WHAT IS EXPECTED>
Extract all lines in the data that contain the word "спецификация".

** start INPUT RECORDS **

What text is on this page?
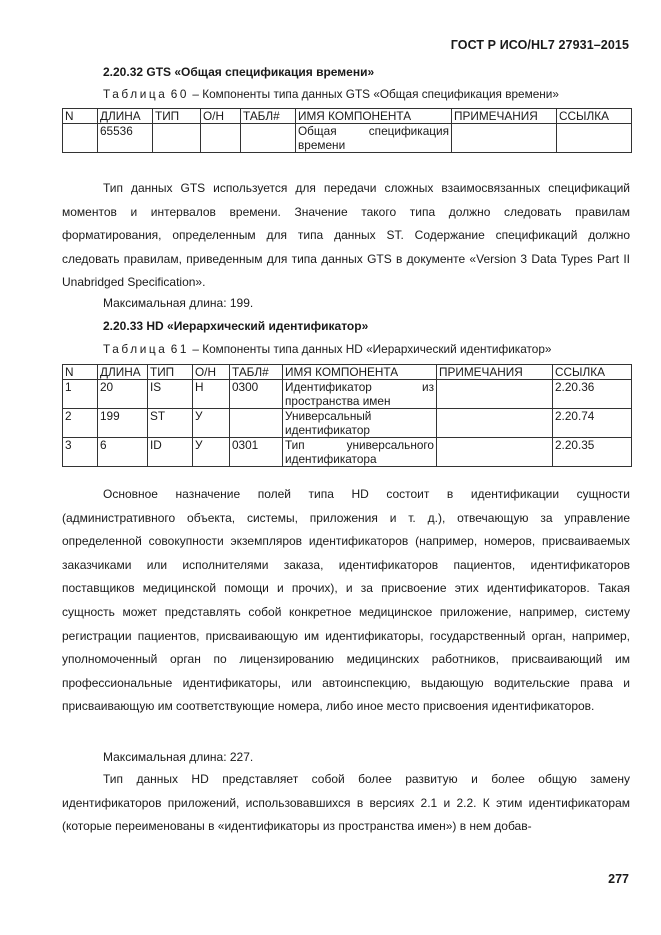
ГОСТ Р ИСО/HL7 27931–2015
2.20.32 GTS «Общая спецификация времени»
Таблица 60 – Компоненты типа данных GTS «Общая спецификация времени»
N	ДЛИНА	ТИП	О/Н	ТАБЛ#	ИМЯ КОМПОНЕНТА	ПРИМЕЧАНИЯ	ССЫЛКА
	65536				Общая спецификация времени		

Тип данных GTS используется для передачи сложных взаимосвязанных спецификаций моментов и интервалов времени. Значение такого типа должно следовать правилам форматирования, определенным для типа данных ST. Содержание спецификаций должно следовать правилам, приведенным для типа данных GTS в документе «Version 3 Data Types Part II Unabridged Specification».

Максимальная длина: 199.
2.20.33 HD «Иерархический идентификатор»
Таблица 61 – Компоненты типа данных HD «Иерархический идентификатор»
N	ДЛИНА	ТИП	О/Н	ТАБЛ#	ИМЯ КОМПОНЕНТА	ПРИМЕЧАНИЯ	ССЫЛКА
1	20	IS	Н	0300	Идентификатор из пространства имен		2.20.36
2	199	ST	У		Универсальный идентификатор		2.20.74
3	6	ID	У	0301	Тип универсального идентификатора		2.20.35

Основное назначение полей типа HD состоит в идентификации сущности (административного объекта, системы, приложения и т. д.), отвечающую за управление определенной совокупности экземпляров идентификаторов (например, номеров, присваиваемых заказчиками или исполнителями заказа, идентификаторов пациентов, идентификаторов поставщиков медицинской помощи и прочих), и за присвоение этих идентификаторов. Такая сущность может представлять собой конкретное медицинское приложение, например, систему регистрации пациентов, присваивающую им идентификаторы, государственный орган, например, уполномоченный орган по лицензированию медицинских работников, присваивающий им профессиональные идентификаторы, или автоинспекцию, выдающую водительские права и присваивающую им соответствующие номера, либо иное место присвоения идентификаторов.

Максимальная длина: 227.

Тип данных HD представляет собой более развитую и более общую замену идентификаторов приложений, использовавшихся в версиях 2.1 и 2.2. К этим идентификаторам (которые переименованы в «идентификаторы из пространства имен») в нем добав-

277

** end INPUT RECORDS **

EXERCISE ANSWER>
2.20.32 GTS «Общая спецификация времени»
Таблица 60 – Компоненты типа данных GTS «Общая спецификация времени»
	65536				Общая спецификация времени		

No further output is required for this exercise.